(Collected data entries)
---+---

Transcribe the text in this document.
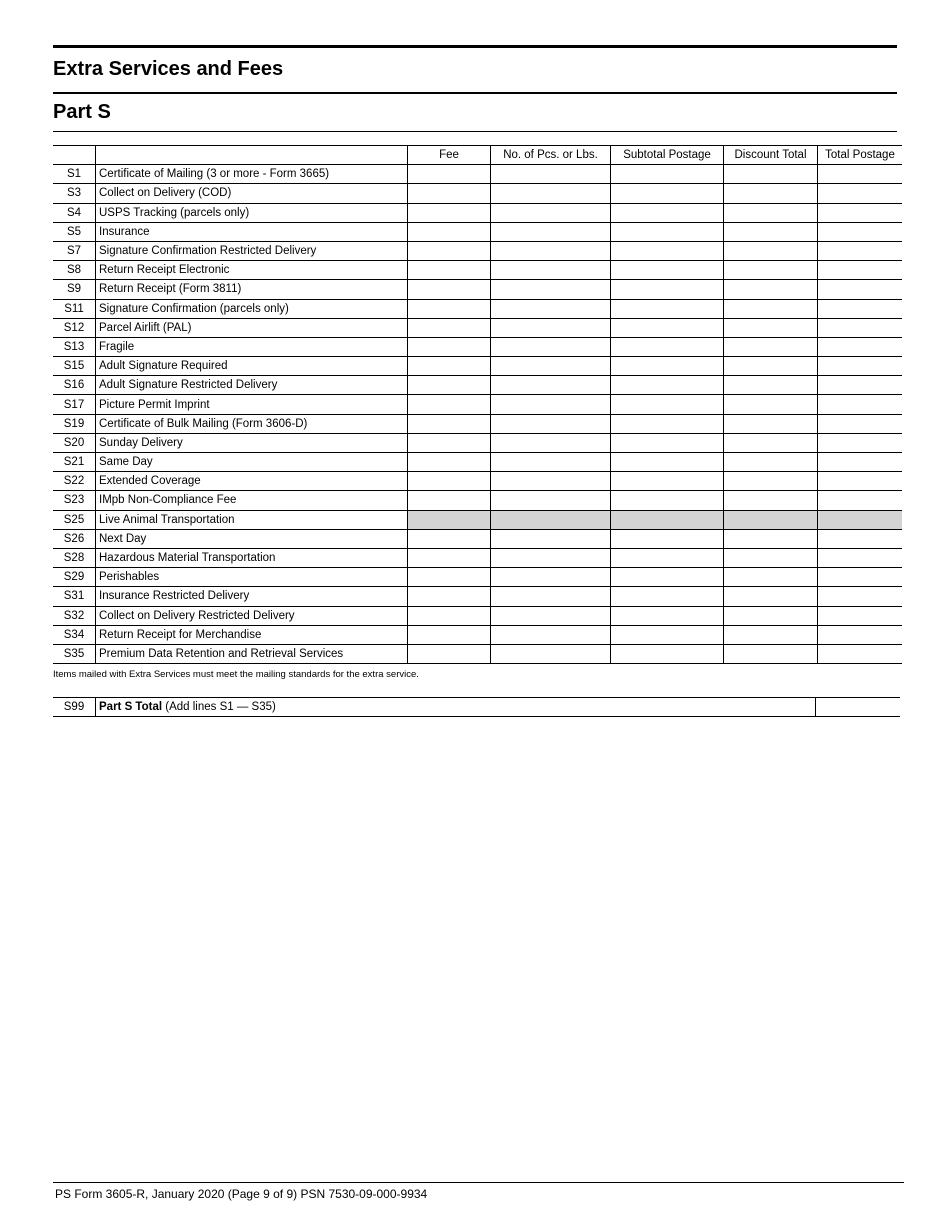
Extra Services and Fees
Part S
		Fee	No. of Pcs. or Lbs.	Subtotal Postage	Discount Total	Total Postage
S1	Certificate of Mailing (3 or more - Form 3665)					
S3	Collect on Delivery (COD)					
S4	USPS Tracking (parcels only)					
S5	Insurance					
S7	Signature Confirmation Restricted Delivery					
S8	Return Receipt Electronic					
S9	Return Receipt (Form 3811)					
S11	Signature Confirmation (parcels only)					
S12	Parcel Airlift (PAL)					
S13	Fragile					
S15	Adult Signature Required					
S16	Adult Signature Restricted Delivery					
S17	Picture Permit Imprint					
S19	Certificate of Bulk Mailing (Form 3606-D)					
S20	Sunday Delivery					
S21	Same Day					
S22	Extended Coverage					
S23	IMpb Non-Compliance Fee					
S25	Live Animal Transportation					
S26	Next Day					
S28	Hazardous Material Transportation					
S29	Perishables					
S31	Insurance Restricted Delivery					
S32	Collect on Delivery Restricted Delivery					
S34	Return Receipt for Merchandise					
S35	Premium Data Retention and Retrieval Services					
Items mailed with Extra Services must meet the mailing standards for the extra service.
S99	Part S Total (Add lines S1 — S35)	
PS Form 3605-R, January 2020 (Page 9 of 9) PSN 7530-09-000-9934
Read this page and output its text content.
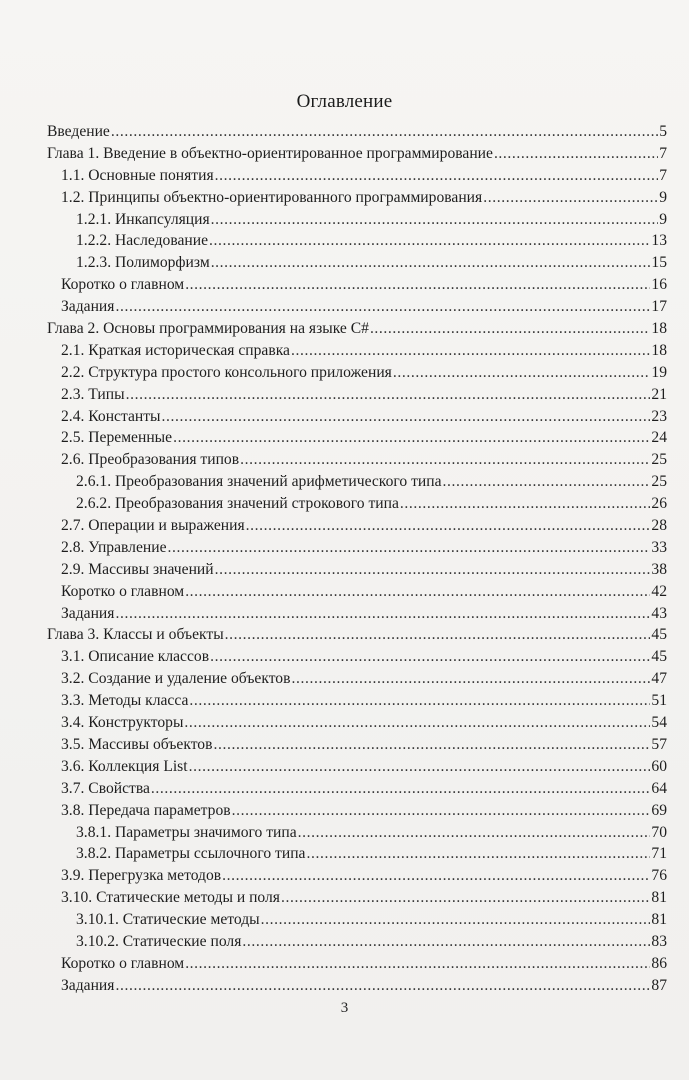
Оглавление
Введение .....	5
Глава 1. Введение в объектно-ориентированное программирование .....	7
1.1. Основные понятия .....	7
1.2. Принципы объектно-ориентированного программирования .....	9
1.2.1. Инкапсуляция .....	9
1.2.2. Наследование .....	13
1.2.3. Полиморфизм .....	15
Коротко о главном .....	16
Задания .....	17
Глава 2. Основы программирования на языке C# .....	18
2.1. Краткая историческая справка .....	18
2.2. Структура простого консольного приложения .....	19
2.3. Типы .....	21
2.4. Константы .....	23
2.5. Переменные .....	24
2.6. Преобразования типов .....	25
2.6.1. Преобразования значений арифметического типа .....	25
2.6.2. Преобразования значений строкового типа .....	26
2.7. Операции и выражения .....	28
2.8. Управление .....	33
2.9. Массивы значений .....	38
Коротко о главном .....	42
Задания .....	43
Глава 3. Классы и объекты .....	45
3.1. Описание классов .....	45
3.2. Создание и удаление объектов .....	47
3.3. Методы класса .....	51
3.4. Конструкторы .....	54
3.5. Массивы объектов .....	57
3.6. Коллекция List .....	60
3.7. Свойства .....	64
3.8. Передача параметров .....	69
3.8.1. Параметры значимого типа .....	70
3.8.2. Параметры ссылочного типа .....	71
3.9. Перегрузка методов .....	76
3.10. Статические методы и поля .....	81
3.10.1. Статические методы .....	81
3.10.2. Статические поля .....	83
Коротко о главном .....	86
Задания .....	87
3
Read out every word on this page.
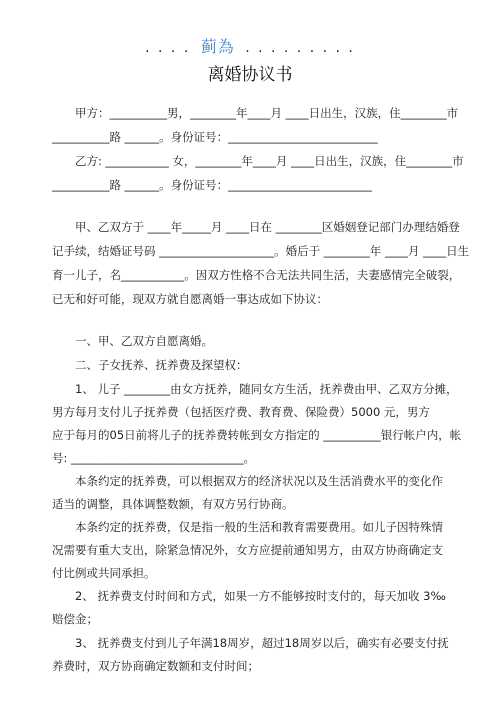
. . . . 蓟為 . . . . . . . . .
离婚协议书
甲方：__________男，________年____月 ____日出生，汉族，住________市
__________路 ______。身份证号：__________________________
乙方: ___________ 女，________年____月 ____日出生，汉族，住________市
__________路 ______。身份证号：_________________________
甲、乙双方于 ____年_____月 ____日在 ________区婚姻登记部门办理结婚登
记手续，结婚证号码 ____________________。婚后于 ________年 ____月 ____日生
育一儿子，名___________。因双方性格不合无法共同生活，夫妻感情完全破裂，
已无和好可能，现双方就自愿离婚一事达成如下协议：
一、甲、乙双方自愿离婚。
二、子女抚养、抚养费及探望权：
1、 儿子 ________由女方抚养，随同女方生活，抚养费由甲、乙双方分摊，
男方每月支付儿子抚养费（包括医疗费、教育费、保险费）5000 元，男方
应于每月的05日前将儿子的抚养费转帐到女方指定的 __________银行帐户内，帐
号: ______________________________。
本条约定的抚养费，可以根据双方的经济状况以及生活消费水平的变化作
适当的调整，具体调整数额，有双方另行协商。
本条约定的抚养费，仅是指一般的生活和教育需要费用。如儿子因特殊情
况需要有重大支出，除紧急情况外，女方应提前通知男方，由双方协商确定支
付比例或共同承担。
2、 抚养费支付时间和方式，如果一方不能够按时支付的，每天加收 3‰
赔偿金；
3、 抚养费支付到儿子年满18周岁，超过18周岁以后，确实有必要支付抚
养费时，双方协商确定数额和支付时间；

---+---

> Directions: Without the pictures, repeat exactly the lines running from the line containing "Read out every word on this page." through the end of the data, both ends included.

> Solution to the problem:
Read out every word on this page.
. . . . 蓟為 . . . . . . . . .
离婚协议书
甲方：__________男，________年____月 ____日出生，汉族，住________市
__________路 ______。身份证号：__________________________
乙方: ___________ 女，________年____月 ____日出生，汉族，住________市
__________路 ______。身份证号：_________________________
甲、乙双方于 ____年_____月 ____日在 ________区婚姻登记部门办理结婚登
记手续，结婚证号码 ____________________。婚后于 ________年 ____月 ____日生
育一儿子，名___________。因双方性格不合无法共同生活，夫妻感情完全破裂，
已无和好可能，现双方就自愿离婚一事达成如下协议：
一、甲、乙双方自愿离婚。
二、子女抚养、抚养费及探望权：
1、 儿子 ________由女方抚养，随同女方生活，抚养费由甲、乙双方分摊，
男方每月支付儿子抚养费（包括医疗费、教育费、保险费）5000 元，男方
应于每月的05日前将儿子的抚养费转帐到女方指定的 __________银行帐户内，帐
号: ______________________________。
本条约定的抚养费，可以根据双方的经济状况以及生活消费水平的变化作
适当的调整，具体调整数额，有双方另行协商。
本条约定的抚养费，仅是指一般的生活和教育需要费用。如儿子因特殊情
况需要有重大支出，除紧急情况外，女方应提前通知男方，由双方协商确定支
付比例或共同承担。
2、 抚养费支付时间和方式，如果一方不能够按时支付的，每天加收 3‰
赔偿金；
3、 抚养费支付到儿子年满18周岁，超过18周岁以后，确实有必要支付抚
养费时，双方协商确定数额和支付时间；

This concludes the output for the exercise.